[BEGIN Listed records]

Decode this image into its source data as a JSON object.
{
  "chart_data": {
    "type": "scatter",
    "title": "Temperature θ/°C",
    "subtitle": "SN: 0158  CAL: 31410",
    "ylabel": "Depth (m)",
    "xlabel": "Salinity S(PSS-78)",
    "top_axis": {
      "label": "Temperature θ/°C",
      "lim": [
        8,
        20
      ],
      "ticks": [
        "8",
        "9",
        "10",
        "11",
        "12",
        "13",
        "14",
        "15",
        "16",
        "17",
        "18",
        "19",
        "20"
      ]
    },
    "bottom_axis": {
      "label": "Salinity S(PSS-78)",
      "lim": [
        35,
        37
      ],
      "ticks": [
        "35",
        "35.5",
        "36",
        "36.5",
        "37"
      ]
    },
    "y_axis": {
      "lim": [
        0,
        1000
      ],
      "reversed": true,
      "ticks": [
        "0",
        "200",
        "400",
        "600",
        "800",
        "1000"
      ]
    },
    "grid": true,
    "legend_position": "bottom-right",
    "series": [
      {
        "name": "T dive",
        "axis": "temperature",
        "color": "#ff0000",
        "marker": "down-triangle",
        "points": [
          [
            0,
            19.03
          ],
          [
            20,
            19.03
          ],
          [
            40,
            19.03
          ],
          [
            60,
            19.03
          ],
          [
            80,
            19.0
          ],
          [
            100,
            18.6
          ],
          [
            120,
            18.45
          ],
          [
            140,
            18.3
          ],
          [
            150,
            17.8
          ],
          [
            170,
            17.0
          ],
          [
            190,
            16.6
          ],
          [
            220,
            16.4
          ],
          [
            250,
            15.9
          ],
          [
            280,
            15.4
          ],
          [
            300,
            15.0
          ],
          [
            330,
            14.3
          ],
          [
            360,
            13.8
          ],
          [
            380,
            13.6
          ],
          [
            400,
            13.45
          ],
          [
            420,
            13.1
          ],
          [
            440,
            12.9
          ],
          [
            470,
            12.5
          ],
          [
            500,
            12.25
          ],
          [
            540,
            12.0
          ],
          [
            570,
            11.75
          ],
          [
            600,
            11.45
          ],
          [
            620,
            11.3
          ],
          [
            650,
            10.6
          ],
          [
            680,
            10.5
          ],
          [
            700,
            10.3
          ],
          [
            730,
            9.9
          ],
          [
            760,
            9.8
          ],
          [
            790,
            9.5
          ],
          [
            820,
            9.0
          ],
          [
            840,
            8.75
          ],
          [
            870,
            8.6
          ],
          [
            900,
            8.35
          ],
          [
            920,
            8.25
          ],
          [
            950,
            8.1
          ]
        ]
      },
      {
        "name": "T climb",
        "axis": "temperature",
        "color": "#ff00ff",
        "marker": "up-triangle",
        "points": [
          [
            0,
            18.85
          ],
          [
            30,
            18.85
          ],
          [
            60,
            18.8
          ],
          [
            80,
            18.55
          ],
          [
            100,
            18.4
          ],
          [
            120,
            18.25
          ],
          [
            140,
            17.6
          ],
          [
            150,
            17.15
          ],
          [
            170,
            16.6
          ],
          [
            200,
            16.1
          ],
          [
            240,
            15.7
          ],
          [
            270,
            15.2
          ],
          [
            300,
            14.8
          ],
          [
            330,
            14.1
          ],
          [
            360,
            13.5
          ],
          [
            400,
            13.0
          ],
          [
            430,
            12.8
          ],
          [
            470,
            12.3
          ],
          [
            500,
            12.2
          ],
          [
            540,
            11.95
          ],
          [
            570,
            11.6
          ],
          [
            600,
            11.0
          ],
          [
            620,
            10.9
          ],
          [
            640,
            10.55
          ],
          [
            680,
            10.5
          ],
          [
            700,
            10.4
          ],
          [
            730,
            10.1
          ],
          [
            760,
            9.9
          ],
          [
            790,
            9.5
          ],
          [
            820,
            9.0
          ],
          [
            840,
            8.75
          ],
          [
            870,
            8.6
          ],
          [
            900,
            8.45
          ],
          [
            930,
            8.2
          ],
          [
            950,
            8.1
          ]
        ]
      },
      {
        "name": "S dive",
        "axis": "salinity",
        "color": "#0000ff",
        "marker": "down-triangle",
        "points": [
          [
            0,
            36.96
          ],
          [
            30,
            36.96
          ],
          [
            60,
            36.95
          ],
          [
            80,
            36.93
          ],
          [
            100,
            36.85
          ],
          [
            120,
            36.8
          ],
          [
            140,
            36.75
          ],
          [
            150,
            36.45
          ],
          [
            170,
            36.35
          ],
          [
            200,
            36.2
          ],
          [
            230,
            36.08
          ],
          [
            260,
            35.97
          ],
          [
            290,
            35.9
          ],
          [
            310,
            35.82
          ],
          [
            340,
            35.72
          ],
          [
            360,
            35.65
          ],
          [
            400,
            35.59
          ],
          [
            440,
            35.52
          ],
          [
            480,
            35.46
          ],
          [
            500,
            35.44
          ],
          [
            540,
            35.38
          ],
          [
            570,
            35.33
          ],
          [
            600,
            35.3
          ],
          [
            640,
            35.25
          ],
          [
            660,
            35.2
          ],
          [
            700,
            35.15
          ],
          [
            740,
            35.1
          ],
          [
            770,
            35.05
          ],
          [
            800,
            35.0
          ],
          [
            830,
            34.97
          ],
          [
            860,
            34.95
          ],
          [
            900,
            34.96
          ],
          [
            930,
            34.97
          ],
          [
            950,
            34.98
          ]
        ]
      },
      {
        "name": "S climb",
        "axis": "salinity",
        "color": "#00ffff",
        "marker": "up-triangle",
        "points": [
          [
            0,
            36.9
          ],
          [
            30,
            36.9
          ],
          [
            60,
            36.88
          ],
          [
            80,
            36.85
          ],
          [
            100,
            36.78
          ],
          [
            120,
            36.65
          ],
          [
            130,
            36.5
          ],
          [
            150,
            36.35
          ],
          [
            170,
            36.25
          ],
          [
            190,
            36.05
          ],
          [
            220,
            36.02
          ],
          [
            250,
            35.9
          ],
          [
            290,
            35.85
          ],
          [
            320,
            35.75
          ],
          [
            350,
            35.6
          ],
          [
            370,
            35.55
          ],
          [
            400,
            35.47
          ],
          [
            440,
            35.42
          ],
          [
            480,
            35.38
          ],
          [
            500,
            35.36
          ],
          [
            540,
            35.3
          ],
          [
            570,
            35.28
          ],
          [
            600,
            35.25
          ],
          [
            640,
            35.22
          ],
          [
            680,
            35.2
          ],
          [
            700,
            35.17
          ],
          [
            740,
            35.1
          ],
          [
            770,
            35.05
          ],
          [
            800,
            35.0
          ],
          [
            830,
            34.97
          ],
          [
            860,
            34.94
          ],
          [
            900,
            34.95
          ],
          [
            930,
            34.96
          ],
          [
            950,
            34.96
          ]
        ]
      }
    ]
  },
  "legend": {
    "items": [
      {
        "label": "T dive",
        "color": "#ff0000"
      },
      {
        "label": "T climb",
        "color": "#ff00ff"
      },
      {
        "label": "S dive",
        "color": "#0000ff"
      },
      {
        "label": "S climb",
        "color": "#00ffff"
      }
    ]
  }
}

[END Listed records]

_Exercise task:_ Repeat the material above in full, quoting it exactly.

_Task result:_
Decode this image into its source data as a JSON object.
{
  "chart_data": {
    "type": "scatter",
    "title": "Temperature θ/°C",
    "subtitle": "SN: 0158  CAL: 31410",
    "ylabel": "Depth (m)",
    "xlabel": "Salinity S(PSS-78)",
    "top_axis": {
      "label": "Temperature θ/°C",
      "lim": [
        8,
        20
      ],
      "ticks": [
        "8",
        "9",
        "10",
        "11",
        "12",
        "13",
        "14",
        "15",
        "16",
        "17",
        "18",
        "19",
        "20"
      ]
    },
    "bottom_axis": {
      "label": "Salinity S(PSS-78)",
      "lim": [
        35,
        37
      ],
      "ticks": [
        "35",
        "35.5",
        "36",
        "36.5",
        "37"
      ]
    },
    "y_axis": {
      "lim": [
        0,
        1000
      ],
      "reversed": true,
      "ticks": [
        "0",
        "200",
        "400",
        "600",
        "800",
        "1000"
      ]
    },
    "grid": true,
    "legend_position": "bottom-right",
    "series": [
      {
        "name": "T dive",
        "axis": "temperature",
        "color": "#ff0000",
        "marker": "down-triangle",
        "points": [
          [
            0,
            19.03
          ],
          [
            20,
            19.03
          ],
          [
            40,
            19.03
          ],
          [
            60,
            19.03
          ],
          [
            80,
            19.0
          ],
          [
            100,
            18.6
          ],
          [
            120,
            18.45
          ],
          [
            140,
            18.3
          ],
          [
            150,
            17.8
          ],
          [
            170,
            17.0
          ],
          [
            190,
            16.6
          ],
          [
            220,
            16.4
          ],
          [
            250,
            15.9
          ],
          [
            280,
            15.4
          ],
          [
            300,
            15.0
          ],
          [
            330,
            14.3
          ],
          [
            360,
            13.8
          ],
          [
            380,
            13.6
          ],
          [
            400,
            13.45
          ],
          [
            420,
            13.1
          ],
          [
            440,
            12.9
          ],
          [
            470,
            12.5
          ],
          [
            500,
            12.25
          ],
          [
            540,
            12.0
          ],
          [
            570,
            11.75
          ],
          [
            600,
            11.45
          ],
          [
            620,
            11.3
          ],
          [
            650,
            10.6
          ],
          [
            680,
            10.5
          ],
          [
            700,
            10.3
          ],
          [
            730,
            9.9
          ],
          [
            760,
            9.8
          ],
          [
            790,
            9.5
          ],
          [
            820,
            9.0
          ],
          [
            840,
            8.75
          ],
          [
            870,
            8.6
          ],
          [
            900,
            8.35
          ],
          [
            920,
            8.25
          ],
          [
            950,
            8.1
          ]
        ]
      },
      {
        "name": "T climb",
        "axis": "temperature",
        "color": "#ff00ff",
        "marker": "up-triangle",
        "points": [
          [
            0,
            18.85
          ],
          [
            30,
            18.85
          ],
          [
            60,
            18.8
          ],
          [
            80,
            18.55
          ],
          [
            100,
            18.4
          ],
          [
            120,
            18.25
          ],
          [
            140,
            17.6
          ],
          [
            150,
            17.15
          ],
          [
            170,
            16.6
          ],
          [
            200,
            16.1
          ],
          [
            240,
            15.7
          ],
          [
            270,
            15.2
          ],
          [
            300,
            14.8
          ],
          [
            330,
            14.1
          ],
          [
            360,
            13.5
          ],
          [
            400,
            13.0
          ],
          [
            430,
            12.8
          ],
          [
            470,
            12.3
          ],
          [
            500,
            12.2
          ],
          [
            540,
            11.95
          ],
          [
            570,
            11.6
          ],
          [
            600,
            11.0
          ],
          [
            620,
            10.9
          ],
          [
            640,
            10.55
          ],
          [
            680,
            10.5
          ],
          [
            700,
            10.4
          ],
          [
            730,
            10.1
          ],
          [
            760,
            9.9
          ],
          [
            790,
            9.5
          ],
          [
            820,
            9.0
          ],
          [
            840,
            8.75
          ],
          [
            870,
            8.6
          ],
          [
            900,
            8.45
          ],
          [
            930,
            8.2
          ],
          [
            950,
            8.1
          ]
        ]
      },
      {
        "name": "S dive",
        "axis": "salinity",
        "color": "#0000ff",
        "marker": "down-triangle",
        "points": [
          [
            0,
            36.96
          ],
          [
            30,
            36.96
          ],
          [
            60,
            36.95
          ],
          [
            80,
            36.93
          ],
          [
            100,
            36.85
          ],
          [
            120,
            36.8
          ],
          [
            140,
            36.75
          ],
          [
            150,
            36.45
          ],
          [
            170,
            36.35
          ],
          [
            200,
            36.2
          ],
          [
            230,
            36.08
          ],
          [
            260,
            35.97
          ],
          [
            290,
            35.9
          ],
          [
            310,
            35.82
          ],
          [
            340,
            35.72
          ],
          [
            360,
            35.65
          ],
          [
            400,
            35.59
          ],
          [
            440,
            35.52
          ],
          [
            480,
            35.46
          ],
          [
            500,
            35.44
          ],
          [
            540,
            35.38
          ],
          [
            570,
            35.33
          ],
          [
            600,
            35.3
          ],
          [
            640,
            35.25
          ],
          [
            660,
            35.2
          ],
          [
            700,
            35.15
          ],
          [
            740,
            35.1
          ],
          [
            770,
            35.05
          ],
          [
            800,
            35.0
          ],
          [
            830,
            34.97
          ],
          [
            860,
            34.95
          ],
          [
            900,
            34.96
          ],
          [
            930,
            34.97
          ],
          [
            950,
            34.98
          ]
        ]
      },
      {
        "name": "S climb",
        "axis": "salinity",
        "color": "#00ffff",
        "marker": "up-triangle",
        "points": [
          [
            0,
            36.9
          ],
          [
            30,
            36.9
          ],
          [
            60,
            36.88
          ],
          [
            80,
            36.85
          ],
          [
            100,
            36.78
          ],
          [
            120,
            36.65
          ],
          [
            130,
            36.5
          ],
          [
            150,
            36.35
          ],
          [
            170,
            36.25
          ],
          [
            190,
            36.05
          ],
          [
            220,
            36.02
          ],
          [
            250,
            35.9
          ],
          [
            290,
            35.85
          ],
          [
            320,
            35.75
          ],
          [
            350,
            35.6
          ],
          [
            370,
            35.55
          ],
          [
            400,
            35.47
          ],
          [
            440,
            35.42
          ],
          [
            480,
            35.38
          ],
          [
            500,
            35.36
          ],
          [
            540,
            35.3
          ],
          [
            570,
            35.28
          ],
          [
            600,
            35.25
          ],
          [
            640,
            35.22
          ],
          [
            680,
            35.2
          ],
          [
            700,
            35.17
          ],
          [
            740,
            35.1
          ],
          [
            770,
            35.05
          ],
          [
            800,
            35.0
          ],
          [
            830,
            34.97
          ],
          [
            860,
            34.94
          ],
          [
            900,
            34.95
          ],
          [
            930,
            34.96
          ],
          [
            950,
            34.96
          ]
        ]
      }
    ]
  },
  "legend": {
    "items": [
      {
        "label": "T dive",
        "color": "#ff0000"
      },
      {
        "label": "T climb",
        "color": "#ff00ff"
      },
      {
        "label": "S dive",
        "color": "#0000ff"
      },
      {
        "label": "S climb",
        "color": "#00ffff"
      }
    ]
  }
}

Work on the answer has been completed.